### Task objective
Give the number of lines in the data that hold the word "hide", and nothing else.

### Records shown
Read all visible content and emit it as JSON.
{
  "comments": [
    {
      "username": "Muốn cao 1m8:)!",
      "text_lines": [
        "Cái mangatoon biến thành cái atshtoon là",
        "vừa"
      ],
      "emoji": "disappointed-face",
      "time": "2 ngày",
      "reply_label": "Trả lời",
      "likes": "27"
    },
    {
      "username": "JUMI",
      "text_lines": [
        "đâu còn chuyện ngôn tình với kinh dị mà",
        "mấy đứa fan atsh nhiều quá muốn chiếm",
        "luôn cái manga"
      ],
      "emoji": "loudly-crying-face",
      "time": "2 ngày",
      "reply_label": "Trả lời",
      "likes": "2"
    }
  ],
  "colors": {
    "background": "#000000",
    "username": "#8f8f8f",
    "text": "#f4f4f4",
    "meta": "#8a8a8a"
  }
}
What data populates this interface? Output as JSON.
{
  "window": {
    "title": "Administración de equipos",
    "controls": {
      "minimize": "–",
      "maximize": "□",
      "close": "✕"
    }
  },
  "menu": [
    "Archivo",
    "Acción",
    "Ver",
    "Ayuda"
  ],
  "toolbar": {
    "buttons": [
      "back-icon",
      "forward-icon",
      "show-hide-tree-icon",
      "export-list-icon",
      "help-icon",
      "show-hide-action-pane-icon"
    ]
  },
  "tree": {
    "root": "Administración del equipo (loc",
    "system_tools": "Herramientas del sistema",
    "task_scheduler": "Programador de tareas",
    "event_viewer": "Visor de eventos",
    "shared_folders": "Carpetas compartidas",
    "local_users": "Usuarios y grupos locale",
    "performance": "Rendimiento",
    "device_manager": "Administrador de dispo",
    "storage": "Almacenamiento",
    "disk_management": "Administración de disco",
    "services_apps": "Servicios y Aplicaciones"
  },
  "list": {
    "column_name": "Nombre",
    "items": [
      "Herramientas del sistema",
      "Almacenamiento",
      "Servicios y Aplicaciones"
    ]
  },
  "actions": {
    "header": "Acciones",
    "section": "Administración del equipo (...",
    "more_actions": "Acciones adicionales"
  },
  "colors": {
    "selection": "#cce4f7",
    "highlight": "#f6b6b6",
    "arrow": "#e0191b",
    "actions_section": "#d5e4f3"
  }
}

### Full solution
2